Extract each line holding the word "orange" from the entries.
[begin DATA SHOWN]
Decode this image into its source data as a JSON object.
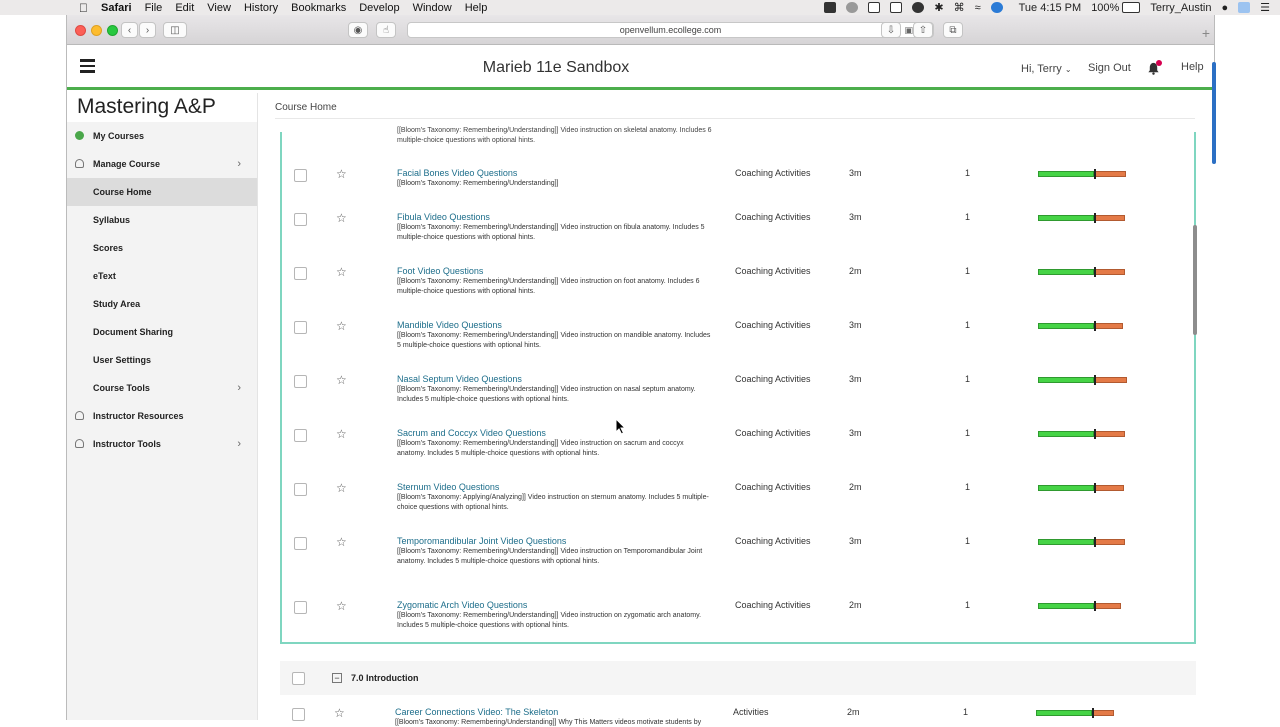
{
  "menubar": {
    "app": "Safari",
    "items": [
      "File",
      "Edit",
      "View",
      "History",
      "Bookmarks",
      "Develop",
      "Window",
      "Help"
    ],
    "clock": "Tue 4:15 PM",
    "battery": "100%",
    "user": "Terry_Austin"
  },
  "browser": {
    "url": "openvellum.ecollege.com"
  },
  "header": {
    "course_title": "Marieb 11e Sandbox",
    "greeting": "Hi, Terry",
    "sign_out": "Sign Out",
    "help": "Help"
  },
  "sidebar": {
    "brand": "Mastering A&P",
    "items": [
      {
        "label": "My Courses"
      },
      {
        "label": "Manage Course"
      },
      {
        "label": "Course Home"
      },
      {
        "label": "Syllabus"
      },
      {
        "label": "Scores"
      },
      {
        "label": "eText"
      },
      {
        "label": "Study Area"
      },
      {
        "label": "Document Sharing"
      },
      {
        "label": "User Settings"
      },
      {
        "label": "Course Tools"
      },
      {
        "label": "Instructor Resources"
      },
      {
        "label": "Instructor Tools"
      }
    ]
  },
  "content": {
    "breadcrumb": "Course Home",
    "partial_top": "[[Bloom's Taxonomy: Remembering/Understanding]] Video instruction on skeletal anatomy. Includes 6 multiple-choice questions with optional hints.",
    "rows": [
      {
        "title": "Facial Bones Video Questions",
        "desc": "[[Bloom's Taxonomy: Remembering/Understanding]]",
        "type": "Coaching Activities",
        "time": "3m",
        "count": "1",
        "green": 0.62,
        "orange": 0.36
      },
      {
        "title": "Fibula Video Questions",
        "desc": "[[Bloom's Taxonomy: Remembering/Understanding]] Video instruction on fibula anatomy. Includes 5 multiple-choice questions with optional  hints.",
        "type": "Coaching Activities",
        "time": "3m",
        "count": "1",
        "green": 0.62,
        "orange": 0.34
      },
      {
        "title": "Foot Video Questions",
        "desc": "[[Bloom's Taxonomy: Remembering/Understanding]] Video instruction on foot anatomy. Includes 6 multiple-choice questions with optional hints.",
        "type": "Coaching Activities",
        "time": "2m",
        "count": "1",
        "green": 0.62,
        "orange": 0.34
      },
      {
        "title": "Mandible Video Questions",
        "desc": "[[Bloom's Taxonomy: Remembering/Understanding]] Video instruction on mandible anatomy. Includes 5 multiple-choice questions with optional hints.",
        "type": "Coaching Activities",
        "time": "3m",
        "count": "1",
        "green": 0.62,
        "orange": 0.32
      },
      {
        "title": "Nasal Septum Video Questions",
        "desc": "[[Bloom's Taxonomy: Remembering/Understanding]] Video instruction on nasal septum anatomy. Includes 5 multiple-choice questions with optional hints.",
        "type": "Coaching Activities",
        "time": "3m",
        "count": "1",
        "green": 0.62,
        "orange": 0.37
      },
      {
        "title": "Sacrum and Coccyx Video Questions",
        "desc": "[[Bloom's Taxonomy: Remembering/Understanding]] Video instruction on sacrum and coccyx anatomy. Includes 5 multiple-choice questions with optional hints.",
        "type": "Coaching Activities",
        "time": "3m",
        "count": "1",
        "green": 0.62,
        "orange": 0.35
      },
      {
        "title": "Sternum Video Questions",
        "desc": "[[Bloom's Taxonomy: Applying/Analyzing]] Video instruction on sternum anatomy. Includes 5 multiple-choice questions with optional hints.",
        "type": "Coaching Activities",
        "time": "2m",
        "count": "1",
        "green": 0.62,
        "orange": 0.33
      },
      {
        "title": "Temporomandibular Joint Video Questions",
        "desc": "[[Bloom's Taxonomy: Remembering/Understanding]] Video instruction on Temporomandibular Joint anatomy. Includes 5 multiple-choice questions with optional hints.",
        "type": "Coaching Activities",
        "time": "3m",
        "count": "1",
        "green": 0.62,
        "orange": 0.35
      },
      {
        "title": "Zygomatic Arch Video Questions",
        "desc": "[[Bloom's Taxonomy: Remembering/Understanding]] Video instruction on zygomatic arch anatomy. Includes 5 multiple-choice questions with optional hints.",
        "type": "Coaching Activities",
        "time": "2m",
        "count": "1",
        "green": 0.62,
        "orange": 0.3
      }
    ],
    "section": {
      "title": "7.0 Introduction",
      "toggle": "−"
    },
    "after_section": [
      {
        "title": "Career Connections Video: The Skeleton",
        "desc": "[[Bloom's Taxonomy: Remembering/Understanding]] Why This Matters videos motivate students by describing how chapter content applies to their future careers",
        "type": "Activities",
        "time": "2m",
        "count": "1",
        "green": 0.62,
        "orange": 0.24
      }
    ]
  }
}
[end DATA SHOWN]
TASK ANSWER:
        "orange": 0.36
        "orange": 0.34
        "orange": 0.34
        "orange": 0.32
        "orange": 0.37
        "orange": 0.35
        "orange": 0.33
        "orange": 0.35
        "orange": 0.3
        "orange": 0.24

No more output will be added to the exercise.